§ WHAT TO PRODUCE
In the material below, find every line with "lowest" and pull it out.

§ INPUT MATERIAL
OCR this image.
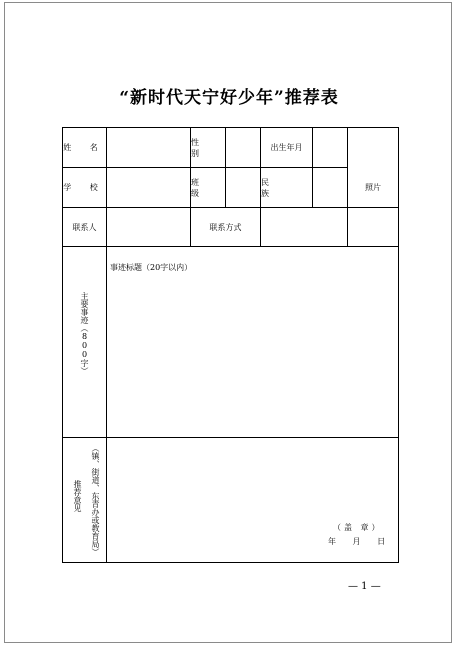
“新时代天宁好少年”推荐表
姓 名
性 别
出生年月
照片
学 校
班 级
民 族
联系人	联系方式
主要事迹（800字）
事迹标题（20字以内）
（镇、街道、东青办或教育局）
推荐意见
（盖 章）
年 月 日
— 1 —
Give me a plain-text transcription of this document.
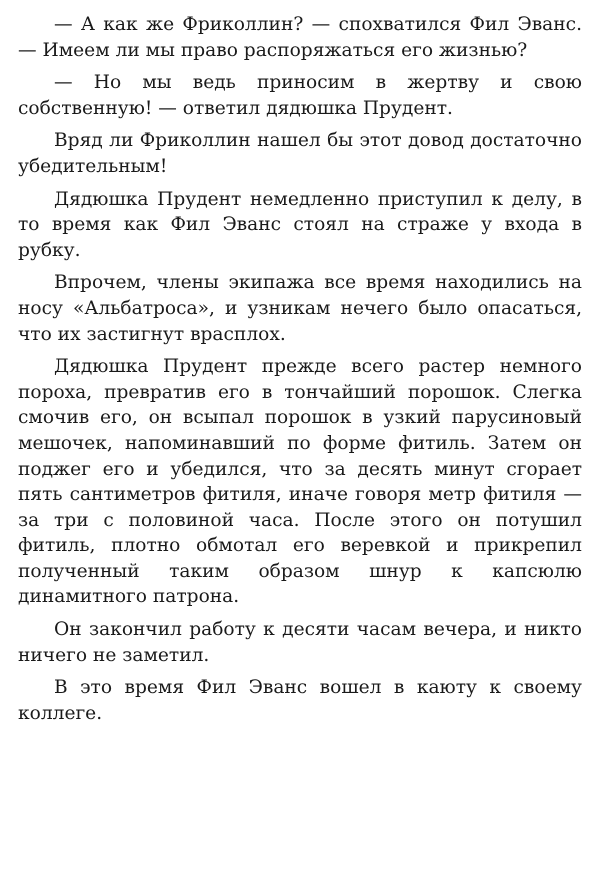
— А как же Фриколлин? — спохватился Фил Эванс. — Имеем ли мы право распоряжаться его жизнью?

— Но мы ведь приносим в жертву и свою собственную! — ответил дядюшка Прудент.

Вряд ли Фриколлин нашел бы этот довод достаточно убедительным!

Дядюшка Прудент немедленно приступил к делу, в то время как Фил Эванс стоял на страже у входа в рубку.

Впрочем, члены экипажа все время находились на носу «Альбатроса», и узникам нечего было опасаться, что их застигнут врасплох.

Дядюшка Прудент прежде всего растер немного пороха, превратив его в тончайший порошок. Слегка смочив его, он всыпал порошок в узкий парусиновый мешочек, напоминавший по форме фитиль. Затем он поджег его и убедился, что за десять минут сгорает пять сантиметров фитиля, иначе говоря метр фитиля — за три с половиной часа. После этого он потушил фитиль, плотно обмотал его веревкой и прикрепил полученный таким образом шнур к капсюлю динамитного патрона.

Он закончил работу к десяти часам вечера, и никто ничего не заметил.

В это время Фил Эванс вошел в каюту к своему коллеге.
==
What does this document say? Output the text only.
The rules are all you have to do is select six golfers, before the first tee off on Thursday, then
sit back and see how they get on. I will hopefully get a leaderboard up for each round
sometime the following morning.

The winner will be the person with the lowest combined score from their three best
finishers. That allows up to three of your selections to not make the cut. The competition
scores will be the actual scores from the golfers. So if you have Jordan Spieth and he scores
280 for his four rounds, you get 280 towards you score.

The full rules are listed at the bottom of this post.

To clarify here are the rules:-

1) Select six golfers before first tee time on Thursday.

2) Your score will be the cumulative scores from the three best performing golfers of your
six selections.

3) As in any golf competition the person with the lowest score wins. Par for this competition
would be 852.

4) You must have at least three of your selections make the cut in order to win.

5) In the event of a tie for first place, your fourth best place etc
* * *
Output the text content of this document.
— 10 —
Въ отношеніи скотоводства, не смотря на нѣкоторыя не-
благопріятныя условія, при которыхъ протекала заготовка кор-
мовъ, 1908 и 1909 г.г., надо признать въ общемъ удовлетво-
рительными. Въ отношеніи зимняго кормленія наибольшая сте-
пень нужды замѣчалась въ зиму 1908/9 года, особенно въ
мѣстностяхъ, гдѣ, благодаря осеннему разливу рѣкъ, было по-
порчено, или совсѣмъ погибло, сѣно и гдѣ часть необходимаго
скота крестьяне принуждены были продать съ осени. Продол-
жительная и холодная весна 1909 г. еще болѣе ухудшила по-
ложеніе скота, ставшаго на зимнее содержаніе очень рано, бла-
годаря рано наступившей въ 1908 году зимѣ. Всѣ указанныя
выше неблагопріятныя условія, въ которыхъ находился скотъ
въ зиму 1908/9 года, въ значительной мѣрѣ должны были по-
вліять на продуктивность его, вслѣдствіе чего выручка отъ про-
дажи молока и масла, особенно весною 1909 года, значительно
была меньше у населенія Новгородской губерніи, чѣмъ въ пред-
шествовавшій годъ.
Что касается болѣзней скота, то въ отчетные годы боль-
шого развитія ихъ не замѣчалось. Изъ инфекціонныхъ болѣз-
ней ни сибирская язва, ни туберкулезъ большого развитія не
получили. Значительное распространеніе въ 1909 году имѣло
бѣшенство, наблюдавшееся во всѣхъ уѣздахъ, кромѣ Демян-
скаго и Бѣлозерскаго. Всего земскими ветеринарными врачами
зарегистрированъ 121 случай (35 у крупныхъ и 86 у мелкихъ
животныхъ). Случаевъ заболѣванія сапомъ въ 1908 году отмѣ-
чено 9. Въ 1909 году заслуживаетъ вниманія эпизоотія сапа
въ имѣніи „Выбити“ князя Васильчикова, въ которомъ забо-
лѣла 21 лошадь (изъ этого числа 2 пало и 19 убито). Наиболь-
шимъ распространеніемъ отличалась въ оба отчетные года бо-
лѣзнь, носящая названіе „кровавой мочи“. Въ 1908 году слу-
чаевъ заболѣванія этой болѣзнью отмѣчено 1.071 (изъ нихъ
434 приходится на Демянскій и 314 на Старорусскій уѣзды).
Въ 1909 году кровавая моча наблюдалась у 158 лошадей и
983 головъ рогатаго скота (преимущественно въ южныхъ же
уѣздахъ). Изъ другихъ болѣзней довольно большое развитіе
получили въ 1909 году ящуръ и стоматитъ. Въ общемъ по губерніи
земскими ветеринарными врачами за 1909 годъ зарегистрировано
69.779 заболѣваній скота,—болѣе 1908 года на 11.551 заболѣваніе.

§ WRITTEN ANSWER
The winner will be the person with the lowest combined score from their three best
3) As in any golf competition the person with the lowest score wins. Par for this competition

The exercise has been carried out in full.